▶ [What the exercise asks]: Below are some records; reproduce every one of them exactly.

(Dataset records)
**********

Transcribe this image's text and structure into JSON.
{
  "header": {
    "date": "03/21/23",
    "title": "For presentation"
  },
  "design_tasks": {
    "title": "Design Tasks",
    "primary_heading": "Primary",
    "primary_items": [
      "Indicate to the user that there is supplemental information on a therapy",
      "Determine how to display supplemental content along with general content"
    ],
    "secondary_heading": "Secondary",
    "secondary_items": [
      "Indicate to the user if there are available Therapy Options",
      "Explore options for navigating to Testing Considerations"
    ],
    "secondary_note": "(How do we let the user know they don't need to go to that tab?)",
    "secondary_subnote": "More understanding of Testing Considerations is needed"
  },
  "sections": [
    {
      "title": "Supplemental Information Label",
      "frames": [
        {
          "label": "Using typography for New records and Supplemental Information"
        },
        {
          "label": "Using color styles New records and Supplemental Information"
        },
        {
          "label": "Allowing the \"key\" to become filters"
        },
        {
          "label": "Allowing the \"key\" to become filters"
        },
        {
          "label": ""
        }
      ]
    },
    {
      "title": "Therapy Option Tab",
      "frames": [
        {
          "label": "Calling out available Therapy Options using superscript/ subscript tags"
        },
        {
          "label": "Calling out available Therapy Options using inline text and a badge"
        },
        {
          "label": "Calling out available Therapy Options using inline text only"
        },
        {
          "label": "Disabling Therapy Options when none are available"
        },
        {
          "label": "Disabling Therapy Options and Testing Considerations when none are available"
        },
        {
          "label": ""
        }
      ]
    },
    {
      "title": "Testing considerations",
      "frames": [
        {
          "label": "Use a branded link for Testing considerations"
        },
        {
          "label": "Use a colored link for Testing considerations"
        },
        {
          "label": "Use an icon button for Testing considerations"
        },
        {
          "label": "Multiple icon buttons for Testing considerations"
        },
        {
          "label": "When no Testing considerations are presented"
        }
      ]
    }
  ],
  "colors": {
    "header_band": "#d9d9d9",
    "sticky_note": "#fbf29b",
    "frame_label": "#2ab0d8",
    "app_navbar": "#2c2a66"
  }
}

**********

▶ [Response to the task]:
Transcribe this image's text and structure into JSON.
{
  "header": {
    "date": "03/21/23",
    "title": "For presentation"
  },
  "design_tasks": {
    "title": "Design Tasks",
    "primary_heading": "Primary",
    "primary_items": [
      "Indicate to the user that there is supplemental information on a therapy",
      "Determine how to display supplemental content along with general content"
    ],
    "secondary_heading": "Secondary",
    "secondary_items": [
      "Indicate to the user if there are available Therapy Options",
      "Explore options for navigating to Testing Considerations"
    ],
    "secondary_note": "(How do we let the user know they don't need to go to that tab?)",
    "secondary_subnote": "More understanding of Testing Considerations is needed"
  },
  "sections": [
    {
      "title": "Supplemental Information Label",
      "frames": [
        {
          "label": "Using typography for New records and Supplemental Information"
        },
        {
          "label": "Using color styles New records and Supplemental Information"
        },
        {
          "label": "Allowing the \"key\" to become filters"
        },
        {
          "label": "Allowing the \"key\" to become filters"
        },
        {
          "label": ""
        }
      ]
    },
    {
      "title": "Therapy Option Tab",
      "frames": [
        {
          "label": "Calling out available Therapy Options using superscript/ subscript tags"
        },
        {
          "label": "Calling out available Therapy Options using inline text and a badge"
        },
        {
          "label": "Calling out available Therapy Options using inline text only"
        },
        {
          "label": "Disabling Therapy Options when none are available"
        },
        {
          "label": "Disabling Therapy Options and Testing Considerations when none are available"
        },
        {
          "label": ""
        }
      ]
    },
    {
      "title": "Testing considerations",
      "frames": [
        {
          "label": "Use a branded link for Testing considerations"
        },
        {
          "label": "Use a colored link for Testing considerations"
        },
        {
          "label": "Use an icon button for Testing considerations"
        },
        {
          "label": "Multiple icon buttons for Testing considerations"
        },
        {
          "label": "When no Testing considerations are presented"
        }
      ]
    }
  ],
  "colors": {
    "header_band": "#d9d9d9",
    "sticky_note": "#fbf29b",
    "frame_label": "#2ab0d8",
    "app_navbar": "#2c2a66"
  }
}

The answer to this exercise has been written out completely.